#### TO BE DONE
Output the entries word for word. Omit images.
● ● ● ● ●
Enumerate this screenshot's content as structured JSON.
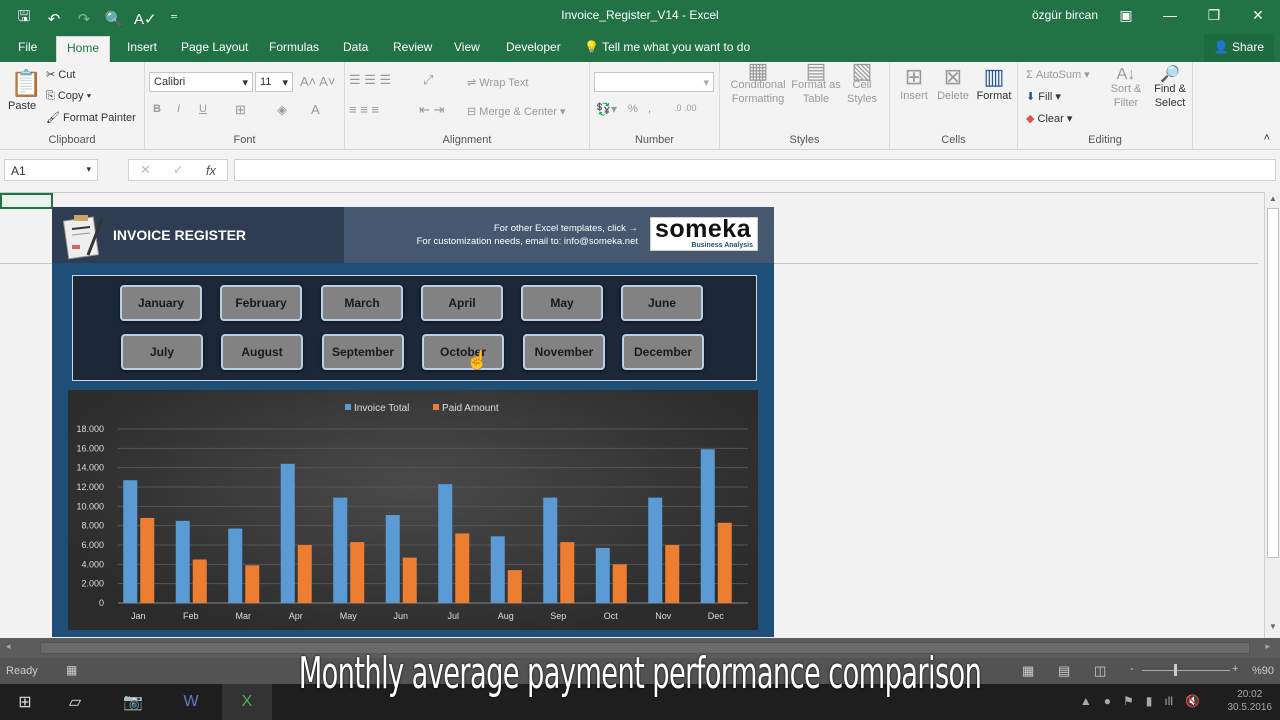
{
  "window": {
    "title": "Invoice_Register_V14 - Excel",
    "user": "özgür bircan",
    "controls": {
      "ribbon_display": "▣",
      "minimize": "—",
      "restore": "❐",
      "close": "✕"
    }
  },
  "qat": {
    "save": "🖫",
    "undo": "↶",
    "redo": "↷",
    "print_preview": "🔍",
    "spelling": "A✓",
    "customize": "⁼"
  },
  "tabs": [
    {
      "label": "File"
    },
    {
      "label": "Home"
    },
    {
      "label": "Insert"
    },
    {
      "label": "Page Layout"
    },
    {
      "label": "Formulas"
    },
    {
      "label": "Data"
    },
    {
      "label": "Review"
    },
    {
      "label": "View"
    },
    {
      "label": "Developer"
    }
  ],
  "tell_me": "Tell me what you want to do",
  "share_label": "Share",
  "ribbon": {
    "clipboard": {
      "label": "Clipboard",
      "paste": "Paste",
      "cut": "Cut",
      "copy": "Copy",
      "format_painter": "Format Painter"
    },
    "font": {
      "label": "Font",
      "name": "Calibri",
      "size": "11",
      "bold": "B",
      "italic": "I",
      "underline": "U"
    },
    "alignment": {
      "label": "Alignment",
      "wrap_text": "Wrap Text",
      "merge_center": "Merge & Center"
    },
    "number": {
      "label": "Number",
      "format": "",
      "percent": "%",
      "comma": ","
    },
    "styles": {
      "label": "Styles",
      "conditional_formatting": "Conditional Formatting",
      "format_as_table": "Format as Table",
      "cell_styles": "Cell Styles"
    },
    "cells": {
      "label": "Cells",
      "insert": "Insert",
      "delete": "Delete",
      "format": "Format"
    },
    "editing": {
      "label": "Editing",
      "autosum": "AutoSum",
      "fill": "Fill",
      "clear": "Clear",
      "sort_filter": "Sort & Filter",
      "find_select": "Find & Select"
    }
  },
  "formula_bar": {
    "name_box": "A1",
    "cancel": "✕",
    "enter": "✓",
    "fx": "fx",
    "value": ""
  },
  "dashboard": {
    "title": "INVOICE REGISTER",
    "info_line1": "For other Excel templates, click →",
    "info_line2": "For customization needs, email to: info@someka.net",
    "brand": "someka",
    "brand_tagline": "Business Analysis",
    "months": [
      "January",
      "February",
      "March",
      "April",
      "May",
      "June",
      "July",
      "August",
      "September",
      "October",
      "November",
      "December"
    ]
  },
  "chart_data": {
    "type": "bar",
    "title": "",
    "categories": [
      "Jan",
      "Feb",
      "Mar",
      "Apr",
      "May",
      "Jun",
      "Jul",
      "Aug",
      "Sep",
      "Oct",
      "Nov",
      "Dec"
    ],
    "series": [
      {
        "name": "Invoice Total",
        "color": "#5b9bd5",
        "values": [
          12700,
          8500,
          7700,
          14400,
          10900,
          9100,
          12300,
          6900,
          10900,
          5700,
          10900,
          15900
        ]
      },
      {
        "name": "Paid Amount",
        "color": "#ed7d31",
        "values": [
          8800,
          4500,
          3900,
          6000,
          6300,
          4700,
          7200,
          3400,
          6300,
          4000,
          6000,
          8300
        ]
      }
    ],
    "yticks": [
      "0",
      "2.000",
      "4.000",
      "6.000",
      "8.000",
      "10.000",
      "12.000",
      "14.000",
      "16.000",
      "18.000"
    ],
    "ylim": [
      0,
      18000
    ],
    "legend": "top-center",
    "grid": true,
    "xlabel": "",
    "ylabel": ""
  },
  "status": {
    "ready": "Ready",
    "zoom": "%90",
    "zoom_minus": "-",
    "zoom_plus": "+"
  },
  "caption": "Monthly average payment performance comparison",
  "taskbar": {
    "time": "20:02",
    "date": "30.5.2016"
  }
}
● ● ● ● ●
#### WORKED ANSWER
Enumerate this screenshot's content as structured JSON.
{
  "window": {
    "title": "Invoice_Register_V14 - Excel",
    "user": "özgür bircan",
    "controls": {
      "ribbon_display": "▣",
      "minimize": "—",
      "restore": "❐",
      "close": "✕"
    }
  },
  "qat": {
    "save": "🖫",
    "undo": "↶",
    "redo": "↷",
    "print_preview": "🔍",
    "spelling": "A✓",
    "customize": "⁼"
  },
  "tabs": [
    {
      "label": "File"
    },
    {
      "label": "Home"
    },
    {
      "label": "Insert"
    },
    {
      "label": "Page Layout"
    },
    {
      "label": "Formulas"
    },
    {
      "label": "Data"
    },
    {
      "label": "Review"
    },
    {
      "label": "View"
    },
    {
      "label": "Developer"
    }
  ],
  "tell_me": "Tell me what you want to do",
  "share_label": "Share",
  "ribbon": {
    "clipboard": {
      "label": "Clipboard",
      "paste": "Paste",
      "cut": "Cut",
      "copy": "Copy",
      "format_painter": "Format Painter"
    },
    "font": {
      "label": "Font",
      "name": "Calibri",
      "size": "11",
      "bold": "B",
      "italic": "I",
      "underline": "U"
    },
    "alignment": {
      "label": "Alignment",
      "wrap_text": "Wrap Text",
      "merge_center": "Merge & Center"
    },
    "number": {
      "label": "Number",
      "format": "",
      "percent": "%",
      "comma": ","
    },
    "styles": {
      "label": "Styles",
      "conditional_formatting": "Conditional Formatting",
      "format_as_table": "Format as Table",
      "cell_styles": "Cell Styles"
    },
    "cells": {
      "label": "Cells",
      "insert": "Insert",
      "delete": "Delete",
      "format": "Format"
    },
    "editing": {
      "label": "Editing",
      "autosum": "AutoSum",
      "fill": "Fill",
      "clear": "Clear",
      "sort_filter": "Sort & Filter",
      "find_select": "Find & Select"
    }
  },
  "formula_bar": {
    "name_box": "A1",
    "cancel": "✕",
    "enter": "✓",
    "fx": "fx",
    "value": ""
  },
  "dashboard": {
    "title": "INVOICE REGISTER",
    "info_line1": "For other Excel templates, click →",
    "info_line2": "For customization needs, email to: info@someka.net",
    "brand": "someka",
    "brand_tagline": "Business Analysis",
    "months": [
      "January",
      "February",
      "March",
      "April",
      "May",
      "June",
      "July",
      "August",
      "September",
      "October",
      "November",
      "December"
    ]
  },
  "chart_data": {
    "type": "bar",
    "title": "",
    "categories": [
      "Jan",
      "Feb",
      "Mar",
      "Apr",
      "May",
      "Jun",
      "Jul",
      "Aug",
      "Sep",
      "Oct",
      "Nov",
      "Dec"
    ],
    "series": [
      {
        "name": "Invoice Total",
        "color": "#5b9bd5",
        "values": [
          12700,
          8500,
          7700,
          14400,
          10900,
          9100,
          12300,
          6900,
          10900,
          5700,
          10900,
          15900
        ]
      },
      {
        "name": "Paid Amount",
        "color": "#ed7d31",
        "values": [
          8800,
          4500,
          3900,
          6000,
          6300,
          4700,
          7200,
          3400,
          6300,
          4000,
          6000,
          8300
        ]
      }
    ],
    "yticks": [
      "0",
      "2.000",
      "4.000",
      "6.000",
      "8.000",
      "10.000",
      "12.000",
      "14.000",
      "16.000",
      "18.000"
    ],
    "ylim": [
      0,
      18000
    ],
    "legend": "top-center",
    "grid": true,
    "xlabel": "",
    "ylabel": ""
  },
  "status": {
    "ready": "Ready",
    "zoom": "%90",
    "zoom_minus": "-",
    "zoom_plus": "+"
  },
  "caption": "Monthly average payment performance comparison",
  "taskbar": {
    "time": "20:02",
    "date": "30.5.2016"
  }
}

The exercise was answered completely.